§ **Aim of the task**
Repeat, line for line, the entries printed below.

§ **Recorded information**
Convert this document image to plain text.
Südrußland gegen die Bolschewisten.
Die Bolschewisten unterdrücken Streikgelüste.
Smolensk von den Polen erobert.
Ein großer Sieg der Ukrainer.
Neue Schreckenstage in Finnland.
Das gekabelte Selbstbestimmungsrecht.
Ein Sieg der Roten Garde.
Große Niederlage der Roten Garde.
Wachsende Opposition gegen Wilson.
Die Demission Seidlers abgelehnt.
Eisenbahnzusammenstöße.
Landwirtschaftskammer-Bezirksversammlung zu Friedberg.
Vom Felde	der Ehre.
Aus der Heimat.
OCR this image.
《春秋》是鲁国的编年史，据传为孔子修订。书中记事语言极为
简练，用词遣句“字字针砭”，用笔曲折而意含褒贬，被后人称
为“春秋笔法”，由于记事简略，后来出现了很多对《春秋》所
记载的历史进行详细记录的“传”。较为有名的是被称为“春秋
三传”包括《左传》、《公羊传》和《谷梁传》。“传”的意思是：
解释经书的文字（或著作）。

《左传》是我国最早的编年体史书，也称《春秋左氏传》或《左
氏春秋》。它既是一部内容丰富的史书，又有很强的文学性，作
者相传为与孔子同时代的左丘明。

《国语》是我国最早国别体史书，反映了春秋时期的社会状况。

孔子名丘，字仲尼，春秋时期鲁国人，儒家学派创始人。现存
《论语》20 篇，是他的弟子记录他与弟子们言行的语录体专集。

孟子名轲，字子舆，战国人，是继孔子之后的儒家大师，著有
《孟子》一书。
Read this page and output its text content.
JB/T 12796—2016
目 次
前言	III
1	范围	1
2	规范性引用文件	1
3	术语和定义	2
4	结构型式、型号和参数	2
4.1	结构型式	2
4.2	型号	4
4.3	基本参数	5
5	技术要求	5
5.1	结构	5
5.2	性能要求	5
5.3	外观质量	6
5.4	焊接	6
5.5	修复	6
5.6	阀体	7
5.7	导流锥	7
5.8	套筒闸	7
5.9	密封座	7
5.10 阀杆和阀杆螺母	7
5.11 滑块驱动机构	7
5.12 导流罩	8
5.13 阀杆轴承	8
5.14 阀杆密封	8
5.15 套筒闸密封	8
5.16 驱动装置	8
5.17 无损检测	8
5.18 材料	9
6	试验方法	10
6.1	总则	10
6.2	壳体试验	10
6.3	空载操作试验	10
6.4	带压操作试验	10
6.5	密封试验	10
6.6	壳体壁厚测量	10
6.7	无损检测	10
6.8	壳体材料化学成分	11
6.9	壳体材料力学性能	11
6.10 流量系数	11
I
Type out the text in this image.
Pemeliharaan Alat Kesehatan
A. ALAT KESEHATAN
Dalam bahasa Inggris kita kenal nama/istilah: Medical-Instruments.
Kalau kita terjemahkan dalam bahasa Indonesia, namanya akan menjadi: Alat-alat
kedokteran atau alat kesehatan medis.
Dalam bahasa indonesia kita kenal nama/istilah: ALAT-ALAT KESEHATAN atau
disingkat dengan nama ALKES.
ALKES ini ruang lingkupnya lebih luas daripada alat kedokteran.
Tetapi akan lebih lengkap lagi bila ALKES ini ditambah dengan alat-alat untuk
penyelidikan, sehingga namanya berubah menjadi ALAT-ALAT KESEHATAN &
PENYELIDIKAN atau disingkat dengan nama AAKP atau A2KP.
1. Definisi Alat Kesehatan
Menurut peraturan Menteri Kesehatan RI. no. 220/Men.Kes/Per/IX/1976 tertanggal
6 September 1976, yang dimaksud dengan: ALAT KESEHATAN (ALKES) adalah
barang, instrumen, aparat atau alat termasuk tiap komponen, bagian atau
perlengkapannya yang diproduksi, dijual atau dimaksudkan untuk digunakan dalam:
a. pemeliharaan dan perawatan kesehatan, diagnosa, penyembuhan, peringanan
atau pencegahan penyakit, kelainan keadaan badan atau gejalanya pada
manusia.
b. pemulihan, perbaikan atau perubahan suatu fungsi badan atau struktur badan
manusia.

§ **Written reply**
Convert this document image to plain text.
Südrußland gegen die Bolschewisten.
Die Bolschewisten unterdrücken Streikgelüste.
Smolensk von den Polen erobert.
Ein großer Sieg der Ukrainer.
Neue Schreckenstage in Finnland.
Das gekabelte Selbstbestimmungsrecht.
Ein Sieg der Roten Garde.
Große Niederlage der Roten Garde.
Wachsende Opposition gegen Wilson.
Die Demission Seidlers abgelehnt.
Eisenbahnzusammenstöße.
Landwirtschaftskammer-Bezirksversammlung zu Friedberg.
Vom Felde	der Ehre.
Aus der Heimat.
OCR this image.
《春秋》是鲁国的编年史，据传为孔子修订。书中记事语言极为
简练，用词遣句“字字针砭”，用笔曲折而意含褒贬，被后人称
为“春秋笔法”，由于记事简略，后来出现了很多对《春秋》所
记载的历史进行详细记录的“传”。较为有名的是被称为“春秋
三传”包括《左传》、《公羊传》和《谷梁传》。“传”的意思是：
解释经书的文字（或著作）。

《左传》是我国最早的编年体史书，也称《春秋左氏传》或《左
氏春秋》。它既是一部内容丰富的史书，又有很强的文学性，作
者相传为与孔子同时代的左丘明。

《国语》是我国最早国别体史书，反映了春秋时期的社会状况。

孔子名丘，字仲尼，春秋时期鲁国人，儒家学派创始人。现存
《论语》20 篇，是他的弟子记录他与弟子们言行的语录体专集。

孟子名轲，字子舆，战国人，是继孔子之后的儒家大师，著有
《孟子》一书。
Read this page and output its text content.
JB/T 12796—2016
目 次
前言	III
1	范围	1
2	规范性引用文件	1
3	术语和定义	2
4	结构型式、型号和参数	2
4.1	结构型式	2
4.2	型号	4
4.3	基本参数	5
5	技术要求	5
5.1	结构	5
5.2	性能要求	5
5.3	外观质量	6
5.4	焊接	6
5.5	修复	6
5.6	阀体	7
5.7	导流锥	7
5.8	套筒闸	7
5.9	密封座	7
5.10 阀杆和阀杆螺母	7
5.11 滑块驱动机构	7
5.12 导流罩	8
5.13 阀杆轴承	8
5.14 阀杆密封	8
5.15 套筒闸密封	8
5.16 驱动装置	8
5.17 无损检测	8
5.18 材料	9
6	试验方法	10
6.1	总则	10
6.2	壳体试验	10
6.3	空载操作试验	10
6.4	带压操作试验	10
6.5	密封试验	10
6.6	壳体壁厚测量	10
6.7	无损检测	10
6.8	壳体材料化学成分	11
6.9	壳体材料力学性能	11
6.10 流量系数	11
I
Type out the text in this image.
Pemeliharaan Alat Kesehatan
A. ALAT KESEHATAN
Dalam bahasa Inggris kita kenal nama/istilah: Medical-Instruments.
Kalau kita terjemahkan dalam bahasa Indonesia, namanya akan menjadi: Alat-alat
kedokteran atau alat kesehatan medis.
Dalam bahasa indonesia kita kenal nama/istilah: ALAT-ALAT KESEHATAN atau
disingkat dengan nama ALKES.
ALKES ini ruang lingkupnya lebih luas daripada alat kedokteran.
Tetapi akan lebih lengkap lagi bila ALKES ini ditambah dengan alat-alat untuk
penyelidikan, sehingga namanya berubah menjadi ALAT-ALAT KESEHATAN &
PENYELIDIKAN atau disingkat dengan nama AAKP atau A2KP.
1. Definisi Alat Kesehatan
Menurut peraturan Menteri Kesehatan RI. no. 220/Men.Kes/Per/IX/1976 tertanggal
6 September 1976, yang dimaksud dengan: ALAT KESEHATAN (ALKES) adalah
barang, instrumen, aparat atau alat termasuk tiap komponen, bagian atau
perlengkapannya yang diproduksi, dijual atau dimaksudkan untuk digunakan dalam:
a. pemeliharaan dan perawatan kesehatan, diagnosa, penyembuhan, peringanan
atau pencegahan penyakit, kelainan keadaan badan atau gejalanya pada
manusia.
b. pemulihan, perbaikan atau perubahan suatu fungsi badan atau struktur badan
manusia.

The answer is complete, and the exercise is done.